-- SHORT EXERCISE --
List the lines of this listing that hold the word "Gleany".

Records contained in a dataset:
- - -

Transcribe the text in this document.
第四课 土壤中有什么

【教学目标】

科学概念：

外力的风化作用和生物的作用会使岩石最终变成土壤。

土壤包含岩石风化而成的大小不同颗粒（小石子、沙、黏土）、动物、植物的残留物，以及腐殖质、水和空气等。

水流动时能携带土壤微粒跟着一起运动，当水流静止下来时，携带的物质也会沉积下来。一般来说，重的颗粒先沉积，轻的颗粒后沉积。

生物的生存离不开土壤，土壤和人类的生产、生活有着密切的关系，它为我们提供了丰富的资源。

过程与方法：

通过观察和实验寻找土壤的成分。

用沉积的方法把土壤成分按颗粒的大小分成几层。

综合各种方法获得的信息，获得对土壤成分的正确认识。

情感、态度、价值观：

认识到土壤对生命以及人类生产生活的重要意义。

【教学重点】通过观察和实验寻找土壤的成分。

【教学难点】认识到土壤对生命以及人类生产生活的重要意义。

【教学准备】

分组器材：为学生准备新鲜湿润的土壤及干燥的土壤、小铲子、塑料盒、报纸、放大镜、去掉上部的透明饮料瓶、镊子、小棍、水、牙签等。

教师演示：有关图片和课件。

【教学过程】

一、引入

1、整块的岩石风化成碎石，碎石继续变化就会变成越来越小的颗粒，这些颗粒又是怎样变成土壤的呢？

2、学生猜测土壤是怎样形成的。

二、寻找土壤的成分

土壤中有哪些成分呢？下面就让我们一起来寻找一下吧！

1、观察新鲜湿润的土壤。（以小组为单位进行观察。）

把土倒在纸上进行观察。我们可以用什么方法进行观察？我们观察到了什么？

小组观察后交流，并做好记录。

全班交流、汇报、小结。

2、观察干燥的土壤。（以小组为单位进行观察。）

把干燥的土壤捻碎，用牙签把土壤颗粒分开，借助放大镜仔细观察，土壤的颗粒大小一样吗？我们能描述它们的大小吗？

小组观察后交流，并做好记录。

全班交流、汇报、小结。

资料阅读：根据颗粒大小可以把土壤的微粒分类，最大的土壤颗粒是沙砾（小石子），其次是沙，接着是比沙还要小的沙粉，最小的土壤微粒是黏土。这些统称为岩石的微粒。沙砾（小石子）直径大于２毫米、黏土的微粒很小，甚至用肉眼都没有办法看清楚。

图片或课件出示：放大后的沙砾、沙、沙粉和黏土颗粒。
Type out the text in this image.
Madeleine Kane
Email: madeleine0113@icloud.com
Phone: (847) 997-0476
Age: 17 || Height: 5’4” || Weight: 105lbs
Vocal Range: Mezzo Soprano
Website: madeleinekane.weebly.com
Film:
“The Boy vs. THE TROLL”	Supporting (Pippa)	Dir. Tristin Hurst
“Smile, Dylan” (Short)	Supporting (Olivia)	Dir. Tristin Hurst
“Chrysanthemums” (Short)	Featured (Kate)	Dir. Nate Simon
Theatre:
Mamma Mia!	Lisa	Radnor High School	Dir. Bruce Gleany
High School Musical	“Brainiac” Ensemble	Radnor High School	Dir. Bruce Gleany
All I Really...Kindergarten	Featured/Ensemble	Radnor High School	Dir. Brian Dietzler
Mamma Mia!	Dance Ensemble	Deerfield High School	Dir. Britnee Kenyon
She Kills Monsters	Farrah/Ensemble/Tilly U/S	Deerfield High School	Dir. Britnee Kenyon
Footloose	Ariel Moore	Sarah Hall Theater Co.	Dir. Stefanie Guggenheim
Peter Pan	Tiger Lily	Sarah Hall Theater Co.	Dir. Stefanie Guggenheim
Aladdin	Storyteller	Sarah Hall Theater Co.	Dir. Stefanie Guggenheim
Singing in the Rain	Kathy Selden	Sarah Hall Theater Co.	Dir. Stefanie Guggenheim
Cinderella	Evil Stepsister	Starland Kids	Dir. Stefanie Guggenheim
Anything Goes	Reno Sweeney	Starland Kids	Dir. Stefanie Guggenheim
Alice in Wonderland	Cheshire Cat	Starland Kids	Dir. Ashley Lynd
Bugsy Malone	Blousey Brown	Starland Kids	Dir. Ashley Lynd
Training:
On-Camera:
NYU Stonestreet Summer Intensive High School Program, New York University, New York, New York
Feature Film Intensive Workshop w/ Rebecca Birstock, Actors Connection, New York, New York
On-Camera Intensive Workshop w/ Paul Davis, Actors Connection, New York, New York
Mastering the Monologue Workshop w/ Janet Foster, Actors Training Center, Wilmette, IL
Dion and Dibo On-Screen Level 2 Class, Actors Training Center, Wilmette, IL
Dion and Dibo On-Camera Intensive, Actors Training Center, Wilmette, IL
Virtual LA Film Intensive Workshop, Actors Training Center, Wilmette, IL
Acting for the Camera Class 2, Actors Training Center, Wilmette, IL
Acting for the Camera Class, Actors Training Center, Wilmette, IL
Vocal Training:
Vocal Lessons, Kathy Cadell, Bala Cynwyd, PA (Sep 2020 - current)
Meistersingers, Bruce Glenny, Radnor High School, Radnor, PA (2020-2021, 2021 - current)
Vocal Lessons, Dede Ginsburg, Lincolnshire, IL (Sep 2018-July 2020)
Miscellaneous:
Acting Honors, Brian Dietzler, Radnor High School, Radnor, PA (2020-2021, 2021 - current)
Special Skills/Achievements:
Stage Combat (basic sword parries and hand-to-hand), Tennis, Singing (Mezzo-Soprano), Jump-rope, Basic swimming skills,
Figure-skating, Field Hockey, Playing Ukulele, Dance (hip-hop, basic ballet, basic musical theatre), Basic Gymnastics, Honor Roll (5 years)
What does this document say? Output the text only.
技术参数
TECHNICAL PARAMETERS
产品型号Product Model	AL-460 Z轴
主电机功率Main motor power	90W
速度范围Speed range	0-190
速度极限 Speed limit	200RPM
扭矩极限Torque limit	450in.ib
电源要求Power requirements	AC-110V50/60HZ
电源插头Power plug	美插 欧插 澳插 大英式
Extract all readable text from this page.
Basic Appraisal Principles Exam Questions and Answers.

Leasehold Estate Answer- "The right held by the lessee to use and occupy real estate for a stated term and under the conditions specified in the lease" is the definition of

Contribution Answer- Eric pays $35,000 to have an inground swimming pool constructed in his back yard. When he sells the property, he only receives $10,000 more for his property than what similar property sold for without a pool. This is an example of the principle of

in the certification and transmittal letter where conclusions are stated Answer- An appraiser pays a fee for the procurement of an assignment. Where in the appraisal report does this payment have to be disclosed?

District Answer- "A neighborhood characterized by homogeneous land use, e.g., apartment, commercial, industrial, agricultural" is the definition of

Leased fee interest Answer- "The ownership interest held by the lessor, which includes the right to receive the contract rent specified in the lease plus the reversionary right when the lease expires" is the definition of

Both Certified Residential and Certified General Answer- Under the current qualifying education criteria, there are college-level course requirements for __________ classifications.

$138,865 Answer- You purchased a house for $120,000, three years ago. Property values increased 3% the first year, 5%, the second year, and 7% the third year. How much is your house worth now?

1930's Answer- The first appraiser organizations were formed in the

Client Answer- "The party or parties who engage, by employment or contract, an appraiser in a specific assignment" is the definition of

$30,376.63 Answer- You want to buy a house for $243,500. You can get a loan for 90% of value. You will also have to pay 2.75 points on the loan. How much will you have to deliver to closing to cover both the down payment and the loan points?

- - -

-- RESULT --
Mamma Mia!	Lisa	Radnor High School	Dir. Bruce Gleany
High School Musical	“Brainiac” Ensemble	Radnor High School	Dir. Bruce Gleany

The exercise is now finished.